> **Given request**
Write the records out again exactly, leaving no images in.
---+---
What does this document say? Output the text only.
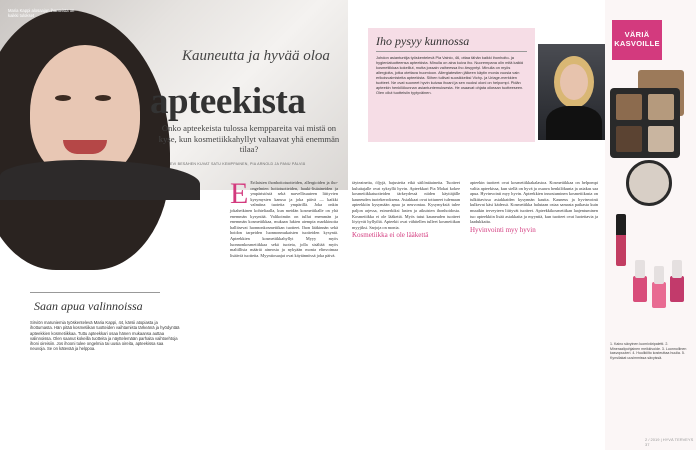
Maria Kappi alosaajan ihanteista on kaikki tulokset
Kauneutta ja hyvää oloa
apteekista
Onko apteekeista tulossa kemppareita vai mistä on kyse, kun kosmetiikkahyllyt valtaavat yhä enemmän tilaa?
EVI BESÄHEN KUVAT SATU KEMPPAINEN, PIA ARNOLD JA PANU PÄLVIÄ
E Erilaisten ihonhoitotuotteiden, allergioiden ja iho-ongelmien hoitotuotteiden, hauki-lisäaineiden ja ympäristöstä sekä narvellisuuteen liittyvien kysymysten kanssa ja joka päivä — kaikki valmiina tuotetta ympärillä. Joka onkin jokahetkinen kohteliaalla, kun meidän kosmetiikalle on yhä enemmän kysyntää. Valikoimiin on tullut enemmän ja enemmän kosmetiikkaa, mukaan lukien aiempia markkinoita hallitsevat luonnonkosmetiikan tuotteet. Ihon lääkinnän sekä hoidon tarpeiden luonnonmukaisten tuotteiden kysyntä. Apteekkien kosmetiikkahyllyt Myyy myös luonnonkosmetiikkaa sekä tuoteta, jolla sisältää myös maltillisia määriä aineosia ja nykyään monia elinvoimaa lisääviä tuotteita. Myyntiosaajat ovat käytännössä joka päivä.
Saan apua valinnoissa
Sirviön maruniemia työskentelevä Maria Kappi, 44, kärsii atopiasta ja ihottumasta. Hän pitää kosmetiikan tuotteiden vaihtamista tärkeänä ja hyödyntää apteekkien kosmetiikkaa. Tuttu apteekkari osaa hänen mukaansa auttaa valinnoissa. Olen saanut kokeilla tuotteita ja näyttelemään parhaita vaihtoehtoja ihoni oireisiin. Jos ihooni tulee ongelmia tai uusia oireita, apteekissa saa neuvoja. Se on kätevää ja helppoa.
Iho pysyy kunnossa
Johdon asiantuntija työskentelevä Pia Vainio, 46, ottaa tähän kaikki ihonhoito- ja hygieniatuotteensa apteekista. Minulla on aina kuiva iho. Nuorempana olin mitä kaikki kosmetiikkaa kokeillut, mutta jossain vaiheessa iho ärsyyntyi. Minulla on myös allergioita, jotka otettava huomioon. Allergiatestien jälkeen käytin monia vuosia vain erikoisvalmisteita apteekista. Siihen tuliivat suosikkeiksi Vichy- ja Uriage-merkkien tuotteet. Ne ovat suoneet hyvin kuivaa ihoani ja sen vuoksi oloni on helpompi. Pidän apteekin henkilökunnan asiantuntemuksesta. He osaavat ohjata oikeaan tuotteeseen. Olen ollut tuotteisiin tyytyväinen.
täyteaineita, öljyjä, hajusteita eikä säilöntäaineita. Tuotteet kuluttajalle ovat syksyllä hyvin. Apteekkari Pia Mokai kokee kosmetiikkatuotteiden tärkeydessä niiden käyttäjälle kauneuden tuotekerroksena. Asiakkaat ovat tottuneet tulemaan apteekkiin kysymään apua ja neuvontaa. Kysymyksiä tulee paljon arjessa, esimerkiksi lasten ja aikuisten ihonhoidosta. Kosmetiikka ei ole lääkettä. Myös tutut kauneuden tuotteet löytyvät hyllyiltä. Apteekit ovat vähitellen tulleet kosmetiikan myyjiksi. Sarjoja on monia.
Kosmetiikka ei ole lääkettä
apteekin tuotteet ovat kosmetiikkakalastoa. Kosmetiikkaa on helpompi valita apteekissa, kun siellä on hyvä ja osaava henkilökunta ja asiakas saa apua. Hyvinvointi myy hyvin. Apteekkien innostuminen kosmetiikasta on tulkittavissa asiakkaiden kysynnän kautta. Kauneus ja hyvinvointi kulkevat käsi kädessä. Kosmetiikka halutaan ostaa samasta paikasta kuin muutkin terveyteen liittyvät tuotteet. Apteekkikosmetiikan laajentuminen tuo apteekkiin lisää asiakkaita ja myyntiä, kun tuotteet ovat luotettavia ja laadukkaita.
Hyvinvointi myy hyvin
VÄRIÄ
KASVOILLE
1. Kaino sävyinen luomiväripaletti. 2. Mineraalipohjainen meikkivoide. 3. Luonnollinen kasvopuuteri. 4. Huulikiilto kosteuttaa huulia. 5. Kynsilakat uusimmissa sävyissä.
2 / 2019 | HYVÄ TERVEYS 37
---+---
> **Response**
What does this document say? Output the text only.
Maria Kappi alosaajan ihanteista on kaikki tulokset
Kauneutta ja hyvää oloa
apteekista
Onko apteekeista tulossa kemppareita vai mistä on kyse, kun kosmetiikkahyllyt valtaavat yhä enemmän tilaa?
EVI BESÄHEN KUVAT SATU KEMPPAINEN, PIA ARNOLD JA PANU PÄLVIÄ
E Erilaisten ihonhoitotuotteiden, allergioiden ja iho-ongelmien hoitotuotteiden, hauki-lisäaineiden ja ympäristöstä sekä narvellisuuteen liittyvien kysymysten kanssa ja joka päivä — kaikki valmiina tuotetta ympärillä. Joka onkin jokahetkinen kohteliaalla, kun meidän kosmetiikalle on yhä enemmän kysyntää. Valikoimiin on tullut enemmän ja enemmän kosmetiikkaa, mukaan lukien aiempia markkinoita hallitsevat luonnonkosmetiikan tuotteet. Ihon lääkinnän sekä hoidon tarpeiden luonnonmukaisten tuotteiden kysyntä. Apteekkien kosmetiikkahyllyt Myyy myös luonnonkosmetiikkaa sekä tuoteta, jolla sisältää myös maltillisia määriä aineosia ja nykyään monia elinvoimaa lisääviä tuotteita. Myyntiosaajat ovat käytännössä joka päivä.
Saan apua valinnoissa
Sirviön maruniemia työskentelevä Maria Kappi, 44, kärsii atopiasta ja ihottumasta. Hän pitää kosmetiikan tuotteiden vaihtamista tärkeänä ja hyödyntää apteekkien kosmetiikkaa. Tuttu apteekkari osaa hänen mukaansa auttaa valinnoissa. Olen saanut kokeilla tuotteita ja näyttelemään parhaita vaihtoehtoja ihoni oireisiin. Jos ihooni tulee ongelmia tai uusia oireita, apteekissa saa neuvoja. Se on kätevää ja helppoa.
Iho pysyy kunnossa
Johdon asiantuntija työskentelevä Pia Vainio, 46, ottaa tähän kaikki ihonhoito- ja hygieniatuotteensa apteekista. Minulla on aina kuiva iho. Nuorempana olin mitä kaikki kosmetiikkaa kokeillut, mutta jossain vaiheessa iho ärsyyntyi. Minulla on myös allergioita, jotka otettava huomioon. Allergiatestien jälkeen käytin monia vuosia vain erikoisvalmisteita apteekista. Siihen tuliivat suosikkeiksi Vichy- ja Uriage-merkkien tuotteet. Ne ovat suoneet hyvin kuivaa ihoani ja sen vuoksi oloni on helpompi. Pidän apteekin henkilökunnan asiantuntemuksesta. He osaavat ohjata oikeaan tuotteeseen. Olen ollut tuotteisiin tyytyväinen.
täyteaineita, öljyjä, hajusteita eikä säilöntäaineita. Tuotteet kuluttajalle ovat syksyllä hyvin. Apteekkari Pia Mokai kokee kosmetiikkatuotteiden tärkeydessä niiden käyttäjälle kauneuden tuotekerroksena. Asiakkaat ovat tottuneet tulemaan apteekkiin kysymään apua ja neuvontaa. Kysymyksiä tulee paljon arjessa, esimerkiksi lasten ja aikuisten ihonhoidosta. Kosmetiikka ei ole lääkettä. Myös tutut kauneuden tuotteet löytyvät hyllyiltä. Apteekit ovat vähitellen tulleet kosmetiikan myyjiksi. Sarjoja on monia.
Kosmetiikka ei ole lääkettä
apteekin tuotteet ovat kosmetiikkakalastoa. Kosmetiikkaa on helpompi valita apteekissa, kun siellä on hyvä ja osaava henkilökunta ja asiakas saa apua. Hyvinvointi myy hyvin. Apteekkien innostuminen kosmetiikasta on tulkittavissa asiakkaiden kysynnän kautta. Kauneus ja hyvinvointi kulkevat käsi kädessä. Kosmetiikka halutaan ostaa samasta paikasta kuin muutkin terveyteen liittyvät tuotteet. Apteekkikosmetiikan laajentuminen tuo apteekkiin lisää asiakkaita ja myyntiä, kun tuotteet ovat luotettavia ja laadukkaita.
Hyvinvointi myy hyvin
VÄRIÄ
KASVOILLE
1. Kaino sävyinen luomiväripaletti. 2. Mineraalipohjainen meikkivoide. 3. Luonnollinen kasvopuuteri. 4. Huulikiilto kosteuttaa huulia. 5. Kynsilakat uusimmissa sävyissä.
2 / 2019 | HYVÄ TERVEYS 37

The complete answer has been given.